- [THE REQUEST] Go through the data below. Pull out every line that has the word "สมเด".

- [LISTED ENTRIES]
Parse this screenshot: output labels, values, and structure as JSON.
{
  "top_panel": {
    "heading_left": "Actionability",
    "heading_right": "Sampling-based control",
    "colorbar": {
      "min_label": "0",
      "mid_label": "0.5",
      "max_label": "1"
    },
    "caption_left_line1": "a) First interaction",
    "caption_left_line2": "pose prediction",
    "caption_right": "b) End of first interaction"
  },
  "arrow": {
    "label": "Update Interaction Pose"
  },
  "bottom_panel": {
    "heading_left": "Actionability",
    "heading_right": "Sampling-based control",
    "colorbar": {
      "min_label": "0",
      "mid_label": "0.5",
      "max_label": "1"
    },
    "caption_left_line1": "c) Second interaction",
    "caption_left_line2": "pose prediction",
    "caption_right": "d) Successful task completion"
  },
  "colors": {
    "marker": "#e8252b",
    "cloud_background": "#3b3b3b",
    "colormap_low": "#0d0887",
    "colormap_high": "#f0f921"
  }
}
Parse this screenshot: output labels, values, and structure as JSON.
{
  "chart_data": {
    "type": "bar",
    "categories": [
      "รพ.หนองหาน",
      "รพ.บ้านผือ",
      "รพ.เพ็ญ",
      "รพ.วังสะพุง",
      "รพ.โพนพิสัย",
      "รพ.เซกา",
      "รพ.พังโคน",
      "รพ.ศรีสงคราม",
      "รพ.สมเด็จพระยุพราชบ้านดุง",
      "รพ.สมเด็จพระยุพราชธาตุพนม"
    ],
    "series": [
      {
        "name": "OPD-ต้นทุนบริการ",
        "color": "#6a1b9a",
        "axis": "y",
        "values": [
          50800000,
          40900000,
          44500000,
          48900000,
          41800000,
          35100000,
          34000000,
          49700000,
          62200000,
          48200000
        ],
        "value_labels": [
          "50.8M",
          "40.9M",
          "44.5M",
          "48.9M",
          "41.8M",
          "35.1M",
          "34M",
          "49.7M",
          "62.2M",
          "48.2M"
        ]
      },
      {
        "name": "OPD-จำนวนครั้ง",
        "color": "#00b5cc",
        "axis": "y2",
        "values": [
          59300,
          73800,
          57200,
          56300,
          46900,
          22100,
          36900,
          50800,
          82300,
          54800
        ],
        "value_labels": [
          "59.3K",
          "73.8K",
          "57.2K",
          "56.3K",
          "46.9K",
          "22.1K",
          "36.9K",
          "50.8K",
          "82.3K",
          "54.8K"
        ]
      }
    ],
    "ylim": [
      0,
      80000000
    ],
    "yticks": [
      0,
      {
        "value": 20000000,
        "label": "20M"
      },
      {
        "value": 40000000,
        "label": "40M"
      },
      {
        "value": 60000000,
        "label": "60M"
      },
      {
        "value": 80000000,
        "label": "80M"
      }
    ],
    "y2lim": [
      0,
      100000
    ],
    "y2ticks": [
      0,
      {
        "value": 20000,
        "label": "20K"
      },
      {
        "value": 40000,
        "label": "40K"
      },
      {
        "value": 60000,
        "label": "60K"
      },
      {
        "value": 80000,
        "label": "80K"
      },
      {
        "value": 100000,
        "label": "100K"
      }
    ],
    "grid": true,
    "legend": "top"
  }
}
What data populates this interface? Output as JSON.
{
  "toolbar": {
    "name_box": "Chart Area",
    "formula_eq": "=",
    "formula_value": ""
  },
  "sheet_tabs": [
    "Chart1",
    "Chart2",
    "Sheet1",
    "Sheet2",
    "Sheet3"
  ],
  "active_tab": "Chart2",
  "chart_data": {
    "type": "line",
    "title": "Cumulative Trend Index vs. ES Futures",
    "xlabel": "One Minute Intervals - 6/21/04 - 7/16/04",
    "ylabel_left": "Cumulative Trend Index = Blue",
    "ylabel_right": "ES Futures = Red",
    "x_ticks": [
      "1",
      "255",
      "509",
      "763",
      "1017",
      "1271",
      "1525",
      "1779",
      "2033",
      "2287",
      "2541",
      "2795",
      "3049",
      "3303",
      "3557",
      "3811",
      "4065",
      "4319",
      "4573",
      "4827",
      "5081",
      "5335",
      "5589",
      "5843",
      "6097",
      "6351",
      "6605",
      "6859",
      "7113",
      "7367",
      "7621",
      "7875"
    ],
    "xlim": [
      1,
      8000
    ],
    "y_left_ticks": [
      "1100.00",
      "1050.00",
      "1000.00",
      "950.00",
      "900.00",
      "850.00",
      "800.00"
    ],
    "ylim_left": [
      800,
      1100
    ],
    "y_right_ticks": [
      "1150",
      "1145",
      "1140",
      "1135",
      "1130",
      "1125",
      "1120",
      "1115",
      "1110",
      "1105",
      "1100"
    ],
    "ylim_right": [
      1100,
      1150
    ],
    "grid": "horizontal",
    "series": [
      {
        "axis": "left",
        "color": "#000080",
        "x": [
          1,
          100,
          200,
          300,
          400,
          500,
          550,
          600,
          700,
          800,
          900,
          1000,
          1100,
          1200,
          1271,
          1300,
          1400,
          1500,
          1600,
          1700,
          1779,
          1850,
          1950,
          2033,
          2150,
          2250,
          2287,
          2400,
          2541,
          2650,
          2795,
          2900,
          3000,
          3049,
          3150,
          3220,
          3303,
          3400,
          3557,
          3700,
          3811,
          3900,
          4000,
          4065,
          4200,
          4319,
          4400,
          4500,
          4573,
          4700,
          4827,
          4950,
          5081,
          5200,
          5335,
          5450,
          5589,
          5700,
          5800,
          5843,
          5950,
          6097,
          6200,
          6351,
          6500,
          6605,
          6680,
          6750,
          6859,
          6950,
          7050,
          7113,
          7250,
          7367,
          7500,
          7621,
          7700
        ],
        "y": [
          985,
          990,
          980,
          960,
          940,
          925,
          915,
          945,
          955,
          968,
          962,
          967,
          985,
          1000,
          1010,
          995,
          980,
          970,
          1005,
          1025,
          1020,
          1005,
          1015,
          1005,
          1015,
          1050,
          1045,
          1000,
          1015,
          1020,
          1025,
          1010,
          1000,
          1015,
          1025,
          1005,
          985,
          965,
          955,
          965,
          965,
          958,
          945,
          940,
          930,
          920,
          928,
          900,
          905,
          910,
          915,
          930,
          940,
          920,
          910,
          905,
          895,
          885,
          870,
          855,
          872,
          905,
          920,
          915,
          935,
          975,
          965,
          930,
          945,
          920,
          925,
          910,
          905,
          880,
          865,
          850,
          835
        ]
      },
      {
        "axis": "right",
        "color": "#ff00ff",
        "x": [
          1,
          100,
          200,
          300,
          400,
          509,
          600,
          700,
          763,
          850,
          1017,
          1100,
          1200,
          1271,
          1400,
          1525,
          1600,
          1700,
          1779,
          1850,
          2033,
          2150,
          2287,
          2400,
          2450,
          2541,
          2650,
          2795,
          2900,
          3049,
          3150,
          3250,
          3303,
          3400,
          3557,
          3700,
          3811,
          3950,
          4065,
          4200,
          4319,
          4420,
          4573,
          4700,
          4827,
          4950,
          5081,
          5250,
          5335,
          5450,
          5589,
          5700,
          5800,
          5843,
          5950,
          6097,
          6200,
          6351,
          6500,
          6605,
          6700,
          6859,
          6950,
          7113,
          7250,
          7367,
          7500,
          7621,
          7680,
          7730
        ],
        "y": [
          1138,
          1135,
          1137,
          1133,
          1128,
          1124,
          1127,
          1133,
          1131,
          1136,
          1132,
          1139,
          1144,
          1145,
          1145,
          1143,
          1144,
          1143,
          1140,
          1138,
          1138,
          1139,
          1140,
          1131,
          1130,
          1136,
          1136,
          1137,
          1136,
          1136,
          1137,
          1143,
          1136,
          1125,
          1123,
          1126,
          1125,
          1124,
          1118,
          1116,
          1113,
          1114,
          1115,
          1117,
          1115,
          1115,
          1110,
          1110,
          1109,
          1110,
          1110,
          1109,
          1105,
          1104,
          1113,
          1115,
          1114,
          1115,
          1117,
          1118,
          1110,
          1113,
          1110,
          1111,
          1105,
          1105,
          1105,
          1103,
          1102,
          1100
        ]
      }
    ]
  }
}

- [RESPONSE TO THE EXERCISE]
      "รพ.สมเด็จพระยุพราชบ้านดุง",
      "รพ.สมเด็จพระยุพราชธาตุพนม"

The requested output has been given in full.